* YOUR GOAL *
Search the data for the word "ylabel" and copy every line where it occurs.
# # # #
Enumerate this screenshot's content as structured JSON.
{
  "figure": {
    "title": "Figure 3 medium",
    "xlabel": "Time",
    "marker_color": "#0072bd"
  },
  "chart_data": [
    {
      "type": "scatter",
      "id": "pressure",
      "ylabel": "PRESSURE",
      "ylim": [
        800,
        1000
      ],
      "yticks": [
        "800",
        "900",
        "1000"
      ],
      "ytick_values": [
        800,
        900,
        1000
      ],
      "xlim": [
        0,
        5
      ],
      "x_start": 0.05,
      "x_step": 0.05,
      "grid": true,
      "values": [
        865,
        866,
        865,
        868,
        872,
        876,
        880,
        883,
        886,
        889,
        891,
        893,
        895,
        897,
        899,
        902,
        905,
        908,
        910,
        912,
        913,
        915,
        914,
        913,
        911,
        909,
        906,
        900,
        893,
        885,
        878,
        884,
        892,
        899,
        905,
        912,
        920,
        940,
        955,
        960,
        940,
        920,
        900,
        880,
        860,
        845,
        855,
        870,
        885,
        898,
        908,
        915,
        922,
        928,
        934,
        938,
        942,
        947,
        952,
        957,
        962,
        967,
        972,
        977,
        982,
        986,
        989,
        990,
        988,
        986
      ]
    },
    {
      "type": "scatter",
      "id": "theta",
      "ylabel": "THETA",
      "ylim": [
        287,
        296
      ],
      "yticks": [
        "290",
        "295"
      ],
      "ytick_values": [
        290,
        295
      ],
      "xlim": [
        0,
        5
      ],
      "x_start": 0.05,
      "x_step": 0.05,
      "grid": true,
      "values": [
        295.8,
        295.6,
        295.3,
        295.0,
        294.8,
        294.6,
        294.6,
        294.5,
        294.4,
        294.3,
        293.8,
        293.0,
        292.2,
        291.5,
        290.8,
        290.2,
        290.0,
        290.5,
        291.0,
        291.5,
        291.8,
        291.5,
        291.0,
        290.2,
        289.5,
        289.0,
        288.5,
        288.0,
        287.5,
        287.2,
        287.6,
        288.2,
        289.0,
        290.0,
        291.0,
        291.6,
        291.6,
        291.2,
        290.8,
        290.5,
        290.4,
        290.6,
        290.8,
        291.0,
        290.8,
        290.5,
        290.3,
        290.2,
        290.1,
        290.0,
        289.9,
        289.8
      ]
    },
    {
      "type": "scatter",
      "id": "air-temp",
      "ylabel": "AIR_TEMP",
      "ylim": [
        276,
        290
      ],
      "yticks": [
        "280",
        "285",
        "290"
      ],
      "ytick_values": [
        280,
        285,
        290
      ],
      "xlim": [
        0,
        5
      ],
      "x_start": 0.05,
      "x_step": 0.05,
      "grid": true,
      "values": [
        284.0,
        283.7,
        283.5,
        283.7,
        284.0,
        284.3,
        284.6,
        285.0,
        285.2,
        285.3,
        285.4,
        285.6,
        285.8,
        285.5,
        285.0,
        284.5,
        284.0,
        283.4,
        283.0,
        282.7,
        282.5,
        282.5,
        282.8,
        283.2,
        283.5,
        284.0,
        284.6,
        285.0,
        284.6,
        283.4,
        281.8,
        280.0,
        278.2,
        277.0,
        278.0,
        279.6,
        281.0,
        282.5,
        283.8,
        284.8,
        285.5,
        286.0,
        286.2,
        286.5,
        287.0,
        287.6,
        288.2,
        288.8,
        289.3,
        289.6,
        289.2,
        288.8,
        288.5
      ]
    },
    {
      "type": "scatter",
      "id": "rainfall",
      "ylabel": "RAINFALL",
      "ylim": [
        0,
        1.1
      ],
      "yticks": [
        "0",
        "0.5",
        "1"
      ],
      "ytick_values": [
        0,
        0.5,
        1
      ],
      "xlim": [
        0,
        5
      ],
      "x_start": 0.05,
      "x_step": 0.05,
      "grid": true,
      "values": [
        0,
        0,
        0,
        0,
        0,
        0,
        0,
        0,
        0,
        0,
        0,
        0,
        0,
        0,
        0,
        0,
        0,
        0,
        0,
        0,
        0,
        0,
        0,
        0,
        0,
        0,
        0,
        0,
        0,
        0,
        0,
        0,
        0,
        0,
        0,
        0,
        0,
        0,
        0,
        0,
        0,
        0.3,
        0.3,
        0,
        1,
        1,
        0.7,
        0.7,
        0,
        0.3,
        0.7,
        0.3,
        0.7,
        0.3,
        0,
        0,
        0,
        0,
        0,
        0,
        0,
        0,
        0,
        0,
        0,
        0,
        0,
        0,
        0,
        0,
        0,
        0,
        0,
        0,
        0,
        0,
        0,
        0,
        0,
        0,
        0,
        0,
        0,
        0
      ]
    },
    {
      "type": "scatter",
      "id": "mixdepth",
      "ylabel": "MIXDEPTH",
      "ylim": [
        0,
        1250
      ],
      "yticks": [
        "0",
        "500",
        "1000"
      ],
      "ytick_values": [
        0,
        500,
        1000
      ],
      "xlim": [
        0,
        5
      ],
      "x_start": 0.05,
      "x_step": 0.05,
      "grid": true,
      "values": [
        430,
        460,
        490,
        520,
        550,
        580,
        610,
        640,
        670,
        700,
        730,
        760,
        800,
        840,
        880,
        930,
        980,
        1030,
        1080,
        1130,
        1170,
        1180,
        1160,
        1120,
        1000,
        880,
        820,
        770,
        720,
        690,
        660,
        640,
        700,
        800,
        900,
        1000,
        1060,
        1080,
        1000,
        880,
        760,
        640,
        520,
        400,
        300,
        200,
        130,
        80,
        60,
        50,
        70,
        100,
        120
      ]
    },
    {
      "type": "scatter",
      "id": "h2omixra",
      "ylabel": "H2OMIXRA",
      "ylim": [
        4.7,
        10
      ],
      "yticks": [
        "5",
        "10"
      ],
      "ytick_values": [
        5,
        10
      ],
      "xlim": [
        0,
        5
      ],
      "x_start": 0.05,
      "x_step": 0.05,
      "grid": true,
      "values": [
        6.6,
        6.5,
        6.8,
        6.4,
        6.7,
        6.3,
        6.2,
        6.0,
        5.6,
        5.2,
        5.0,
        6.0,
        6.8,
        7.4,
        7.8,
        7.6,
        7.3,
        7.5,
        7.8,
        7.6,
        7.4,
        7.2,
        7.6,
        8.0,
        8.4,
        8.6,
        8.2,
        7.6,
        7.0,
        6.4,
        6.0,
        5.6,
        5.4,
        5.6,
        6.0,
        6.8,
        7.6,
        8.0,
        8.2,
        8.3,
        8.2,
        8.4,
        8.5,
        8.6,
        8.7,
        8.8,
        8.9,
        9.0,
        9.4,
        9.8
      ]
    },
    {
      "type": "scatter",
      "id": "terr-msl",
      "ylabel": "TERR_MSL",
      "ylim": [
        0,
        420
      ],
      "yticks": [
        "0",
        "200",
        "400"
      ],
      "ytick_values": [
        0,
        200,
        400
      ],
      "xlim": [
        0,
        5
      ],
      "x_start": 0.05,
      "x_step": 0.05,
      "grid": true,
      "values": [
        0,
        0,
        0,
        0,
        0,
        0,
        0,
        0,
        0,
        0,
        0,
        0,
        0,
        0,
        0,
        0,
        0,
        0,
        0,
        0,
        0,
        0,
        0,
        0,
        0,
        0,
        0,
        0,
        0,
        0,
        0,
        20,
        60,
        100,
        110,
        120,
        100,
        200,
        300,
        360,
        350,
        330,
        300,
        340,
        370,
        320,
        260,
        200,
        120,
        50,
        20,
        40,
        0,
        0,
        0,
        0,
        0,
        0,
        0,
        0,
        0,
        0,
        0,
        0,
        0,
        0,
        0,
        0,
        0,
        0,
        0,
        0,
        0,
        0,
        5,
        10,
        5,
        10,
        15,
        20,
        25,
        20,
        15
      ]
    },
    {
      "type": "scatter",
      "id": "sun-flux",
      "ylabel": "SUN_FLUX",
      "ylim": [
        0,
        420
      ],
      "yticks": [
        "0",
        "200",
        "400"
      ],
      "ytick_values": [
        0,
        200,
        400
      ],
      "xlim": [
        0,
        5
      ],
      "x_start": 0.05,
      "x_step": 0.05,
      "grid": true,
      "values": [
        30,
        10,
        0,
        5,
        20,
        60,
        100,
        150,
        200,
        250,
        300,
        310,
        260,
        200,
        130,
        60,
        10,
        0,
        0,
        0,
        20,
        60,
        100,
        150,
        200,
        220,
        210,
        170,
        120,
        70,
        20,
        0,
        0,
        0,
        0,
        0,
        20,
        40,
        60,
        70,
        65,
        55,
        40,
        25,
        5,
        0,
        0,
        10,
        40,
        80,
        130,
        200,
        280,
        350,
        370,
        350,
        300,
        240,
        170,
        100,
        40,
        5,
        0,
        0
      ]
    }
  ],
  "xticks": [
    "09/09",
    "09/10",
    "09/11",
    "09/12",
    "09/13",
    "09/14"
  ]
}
# # # #
* ANSWER TO THE PROBLEM *
      "ylabel": "PRESSURE",
      "ylabel": "THETA",
      "ylabel": "AIR_TEMP",
      "ylabel": "RAINFALL",
      "ylabel": "MIXDEPTH",
      "ylabel": "H2OMIXRA",
      "ylabel": "TERR_MSL",
      "ylabel": "SUN_FLUX",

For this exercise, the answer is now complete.